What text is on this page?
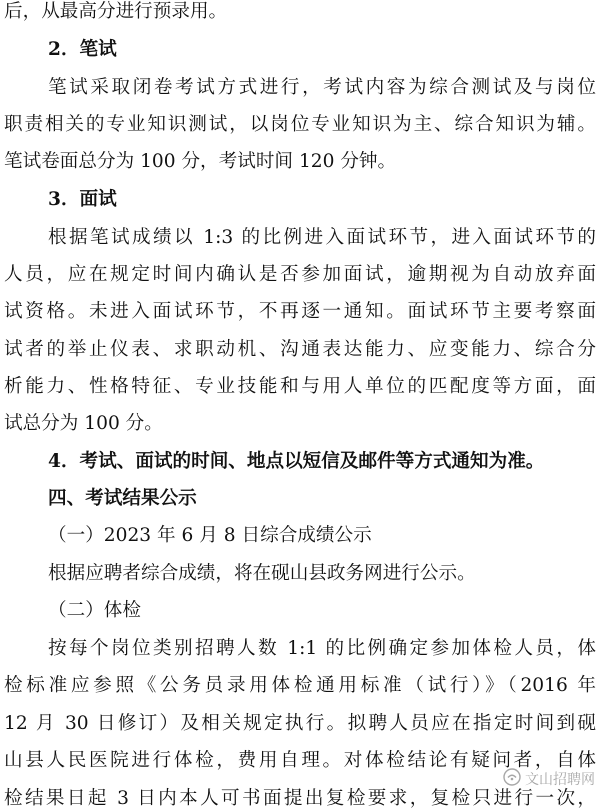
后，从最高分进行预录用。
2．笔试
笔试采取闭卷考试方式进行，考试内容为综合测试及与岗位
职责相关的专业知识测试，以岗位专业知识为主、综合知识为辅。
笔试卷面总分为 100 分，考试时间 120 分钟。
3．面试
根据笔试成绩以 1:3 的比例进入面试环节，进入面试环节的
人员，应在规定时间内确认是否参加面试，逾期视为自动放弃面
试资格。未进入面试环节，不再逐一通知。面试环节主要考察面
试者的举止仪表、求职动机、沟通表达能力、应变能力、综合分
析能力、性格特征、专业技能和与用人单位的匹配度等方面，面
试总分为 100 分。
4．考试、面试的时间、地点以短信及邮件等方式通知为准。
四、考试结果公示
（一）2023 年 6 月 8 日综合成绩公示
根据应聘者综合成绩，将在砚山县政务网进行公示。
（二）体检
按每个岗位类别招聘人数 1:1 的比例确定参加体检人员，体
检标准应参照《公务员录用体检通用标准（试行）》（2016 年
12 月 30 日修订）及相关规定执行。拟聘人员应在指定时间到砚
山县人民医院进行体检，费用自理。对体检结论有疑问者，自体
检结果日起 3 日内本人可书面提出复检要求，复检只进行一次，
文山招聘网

WORK TO DO => Reproduce the material word for word, minus the images.

RESPONSE TO THE EXERCISE =>
What text is on this page?
后，从最高分进行预录用。
2．笔试
笔试采取闭卷考试方式进行，考试内容为综合测试及与岗位
职责相关的专业知识测试，以岗位专业知识为主、综合知识为辅。
笔试卷面总分为 100 分，考试时间 120 分钟。
3．面试
根据笔试成绩以 1:3 的比例进入面试环节，进入面试环节的
人员，应在规定时间内确认是否参加面试，逾期视为自动放弃面
试资格。未进入面试环节，不再逐一通知。面试环节主要考察面
试者的举止仪表、求职动机、沟通表达能力、应变能力、综合分
析能力、性格特征、专业技能和与用人单位的匹配度等方面，面
试总分为 100 分。
4．考试、面试的时间、地点以短信及邮件等方式通知为准。
四、考试结果公示
（一）2023 年 6 月 8 日综合成绩公示
根据应聘者综合成绩，将在砚山县政务网进行公示。
（二）体检
按每个岗位类别招聘人数 1:1 的比例确定参加体检人员，体
检标准应参照《公务员录用体检通用标准（试行）》（2016 年
12 月 30 日修订）及相关规定执行。拟聘人员应在指定时间到砚
山县人民医院进行体检，费用自理。对体检结论有疑问者，自体
检结果日起 3 日内本人可书面提出复检要求，复检只进行一次，
文山招聘网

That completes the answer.